_Problem details_
Your task is to give the listing below back word for word, pictures excluded.

_Stored data_
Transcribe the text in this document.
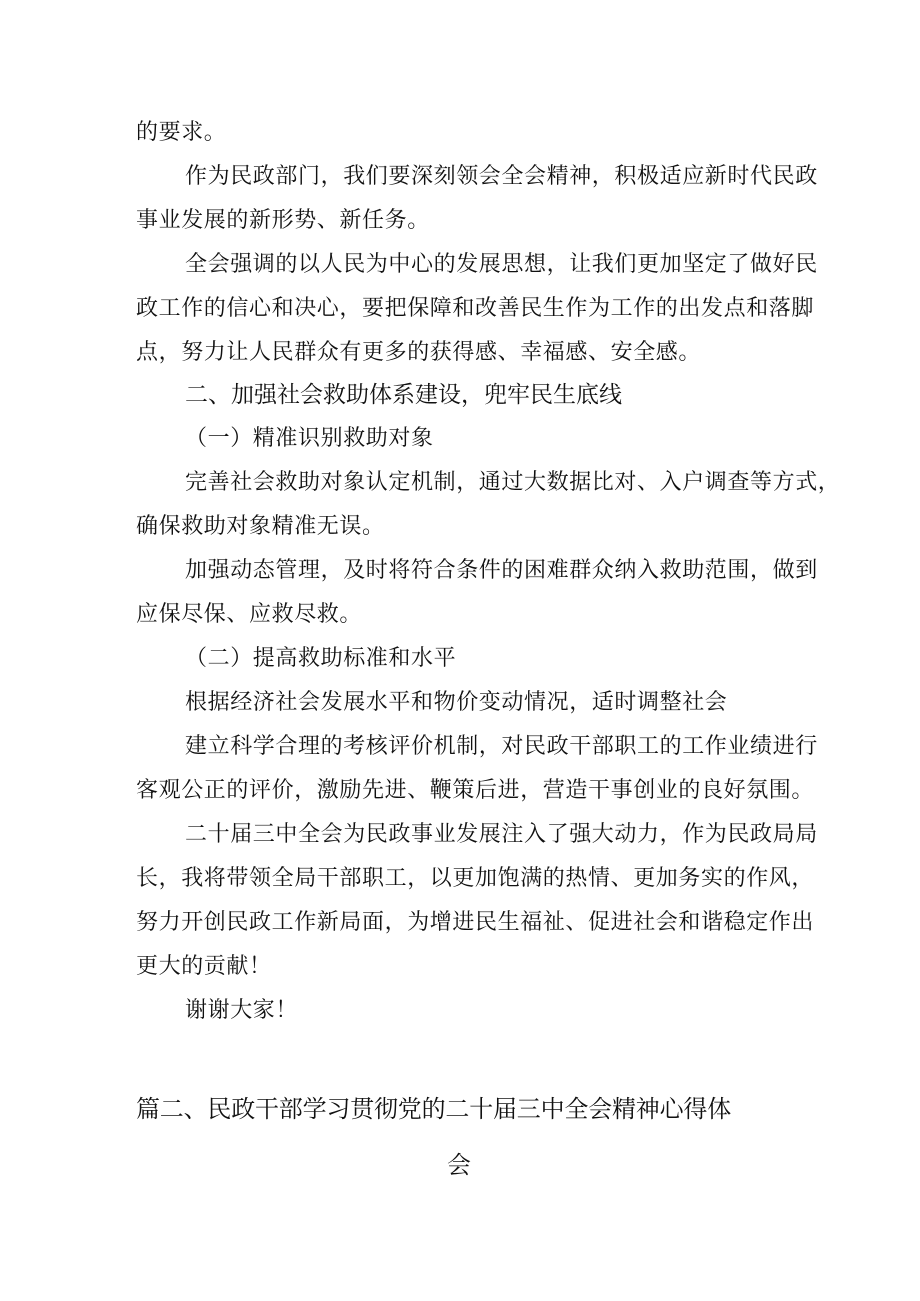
的要求。
作为民政部门，我们要深刻领会全会精神，积极适应新时代民政
事业发展的新形势、新任务。
全会强调的以人民为中心的发展思想，让我们更加坚定了做好民
政工作的信心和决心，要把保障和改善民生作为工作的出发点和落脚
点，努力让人民群众有更多的获得感、幸福感、安全感。
二、加强社会救助体系建设，兜牢民生底线
（一）精准识别救助对象
完善社会救助对象认定机制，通过大数据比对、入户调查等方式，
确保救助对象精准无误。
加强动态管理，及时将符合条件的困难群众纳入救助范围，做到
应保尽保、应救尽救。
（二）提高救助标准和水平
根据经济社会发展水平和物价变动情况，适时调整社会
建立科学合理的考核评价机制，对民政干部职工的工作业绩进行
客观公正的评价，激励先进、鞭策后进，营造干事创业的良好氛围。
二十届三中全会为民政事业发展注入了强大动力，作为民政局局
长，我将带领全局干部职工，以更加饱满的热情、更加务实的作风，
努力开创民政工作新局面，为增进民生福祉、促进社会和谐稳定作出
更大的贡献！
谢谢大家！
篇二、民政干部学习贯彻党的二十届三中全会精神心得体
会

_In response_
Transcribe the text in this document.
的要求。
作为民政部门，我们要深刻领会全会精神，积极适应新时代民政
事业发展的新形势、新任务。
全会强调的以人民为中心的发展思想，让我们更加坚定了做好民
政工作的信心和决心，要把保障和改善民生作为工作的出发点和落脚
点，努力让人民群众有更多的获得感、幸福感、安全感。
二、加强社会救助体系建设，兜牢民生底线
（一）精准识别救助对象
完善社会救助对象认定机制，通过大数据比对、入户调查等方式，
确保救助对象精准无误。
加强动态管理，及时将符合条件的困难群众纳入救助范围，做到
应保尽保、应救尽救。
（二）提高救助标准和水平
根据经济社会发展水平和物价变动情况，适时调整社会
建立科学合理的考核评价机制，对民政干部职工的工作业绩进行
客观公正的评价，激励先进、鞭策后进，营造干事创业的良好氛围。
二十届三中全会为民政事业发展注入了强大动力，作为民政局局
长，我将带领全局干部职工，以更加饱满的热情、更加务实的作风，
努力开创民政工作新局面，为增进民生福祉、促进社会和谐稳定作出
更大的贡献！
谢谢大家！
篇二、民政干部学习贯彻党的二十届三中全会精神心得体
会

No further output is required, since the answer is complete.